**Task inputs:**
::::
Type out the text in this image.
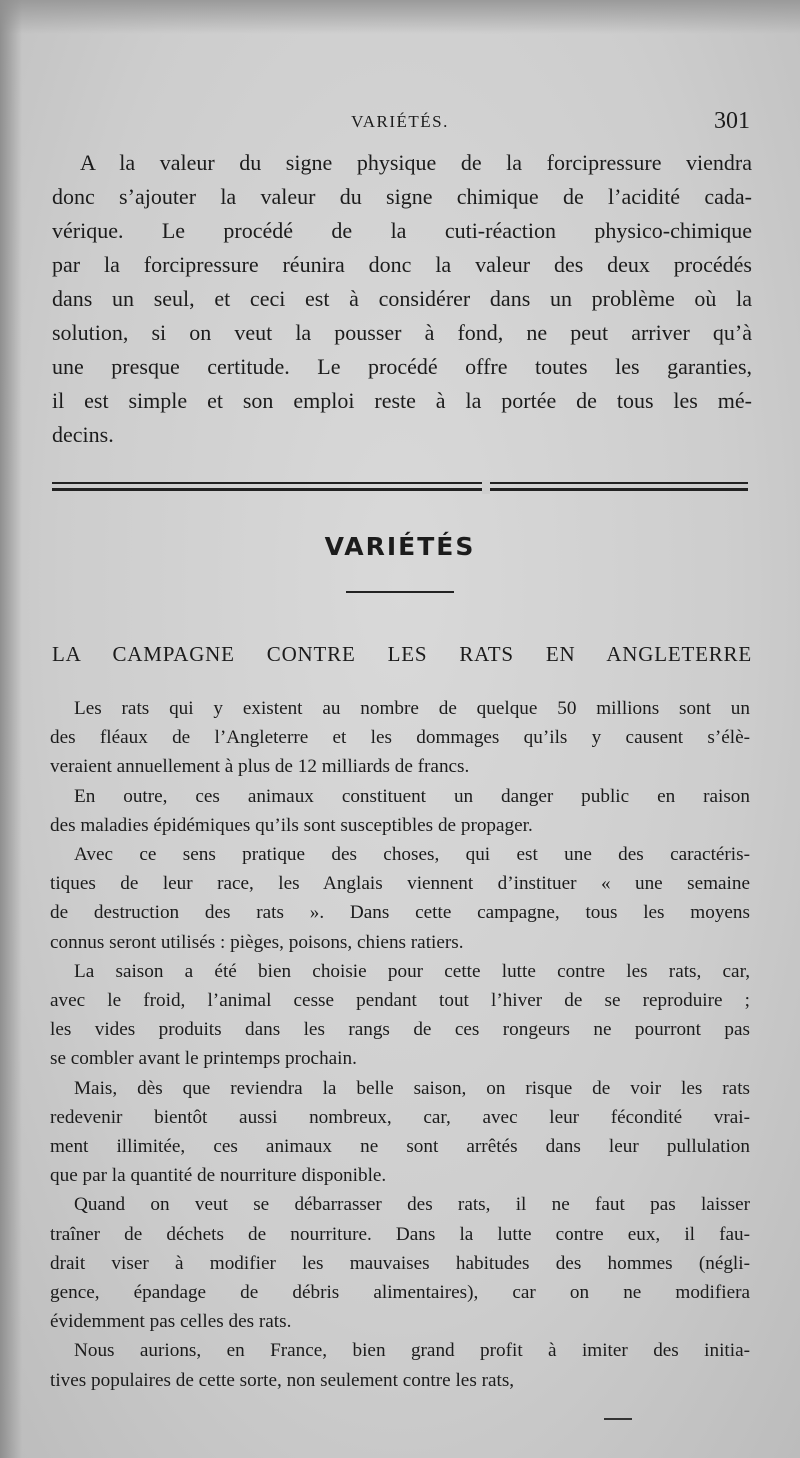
VARIÉTÉS.	301
A la valeur du signe physique de la forcipressure viendra
donc s’ajouter la valeur du signe chimique de l’acidité cada-
vérique. Le procédé de la cuti-réaction physico-chimique
par la forcipressure réunira donc la valeur des deux procédés
dans un seul, et ceci est à considérer dans un problème où la
solution, si on veut la pousser à fond, ne peut arriver qu’à
une presque certitude. Le procédé offre toutes les garanties,
il est simple et son emploi reste à la portée de tous les mé-
decins.
VARIÉTÉS
LA CAMPAGNE CONTRE LES RATS EN ANGLETERRE
Les rats qui y existent au nombre de quelque 50 millions sont un
des fléaux de l’Angleterre et les dommages qu’ils y causent s’élè-
veraient annuellement à plus de 12 milliards de francs.
En outre, ces animaux constituent un danger public en raison
des maladies épidémiques qu’ils sont susceptibles de propager.
Avec ce sens pratique des choses, qui est une des caractéris-
tiques de leur race, les Anglais viennent d’instituer « une semaine
de destruction des rats ». Dans cette campagne, tous les moyens
connus seront utilisés : pièges, poisons, chiens ratiers.
La saison a été bien choisie pour cette lutte contre les rats, car,
avec le froid, l’animal cesse pendant tout l’hiver de se reproduire ;
les vides produits dans les rangs de ces rongeurs ne pourront pas
se combler avant le printemps prochain.
Mais, dès que reviendra la belle saison, on risque de voir les rats
redevenir bientôt aussi nombreux, car, avec leur fécondité vrai-
ment illimitée, ces animaux ne sont arrêtés dans leur pullulation
que par la quantité de nourriture disponible.
Quand on veut se débarrasser des rats, il ne faut pas laisser
traîner de déchets de nourriture. Dans la lutte contre eux, il fau-
drait viser à modifier les mauvaises habitudes des hommes (négli-
gence, épandage de débris alimentaires), car on ne modifiera
évidemment pas celles des rats.
Nous aurions, en France, bien grand profit à imiter des initia-
tives populaires de cette sorte, non seulement contre les rats,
::::
**Request:** Without the pictures, return the entries exactly as they appear.

**Final answer:**
Type out the text in this image.
VARIÉTÉS.	301
A la valeur du signe physique de la forcipressure viendra
donc s’ajouter la valeur du signe chimique de l’acidité cada-
vérique. Le procédé de la cuti-réaction physico-chimique
par la forcipressure réunira donc la valeur des deux procédés
dans un seul, et ceci est à considérer dans un problème où la
solution, si on veut la pousser à fond, ne peut arriver qu’à
une presque certitude. Le procédé offre toutes les garanties,
il est simple et son emploi reste à la portée de tous les mé-
decins.
VARIÉTÉS
LA CAMPAGNE CONTRE LES RATS EN ANGLETERRE
Les rats qui y existent au nombre de quelque 50 millions sont un
des fléaux de l’Angleterre et les dommages qu’ils y causent s’élè-
veraient annuellement à plus de 12 milliards de francs.
En outre, ces animaux constituent un danger public en raison
des maladies épidémiques qu’ils sont susceptibles de propager.
Avec ce sens pratique des choses, qui est une des caractéris-
tiques de leur race, les Anglais viennent d’instituer « une semaine
de destruction des rats ». Dans cette campagne, tous les moyens
connus seront utilisés : pièges, poisons, chiens ratiers.
La saison a été bien choisie pour cette lutte contre les rats, car,
avec le froid, l’animal cesse pendant tout l’hiver de se reproduire ;
les vides produits dans les rangs de ces rongeurs ne pourront pas
se combler avant le printemps prochain.
Mais, dès que reviendra la belle saison, on risque de voir les rats
redevenir bientôt aussi nombreux, car, avec leur fécondité vrai-
ment illimitée, ces animaux ne sont arrêtés dans leur pullulation
que par la quantité de nourriture disponible.
Quand on veut se débarrasser des rats, il ne faut pas laisser
traîner de déchets de nourriture. Dans la lutte contre eux, il fau-
drait viser à modifier les mauvaises habitudes des hommes (négli-
gence, épandage de débris alimentaires), car on ne modifiera
évidemment pas celles des rats.
Nous aurions, en France, bien grand profit à imiter des initia-
tives populaires de cette sorte, non seulement contre les rats,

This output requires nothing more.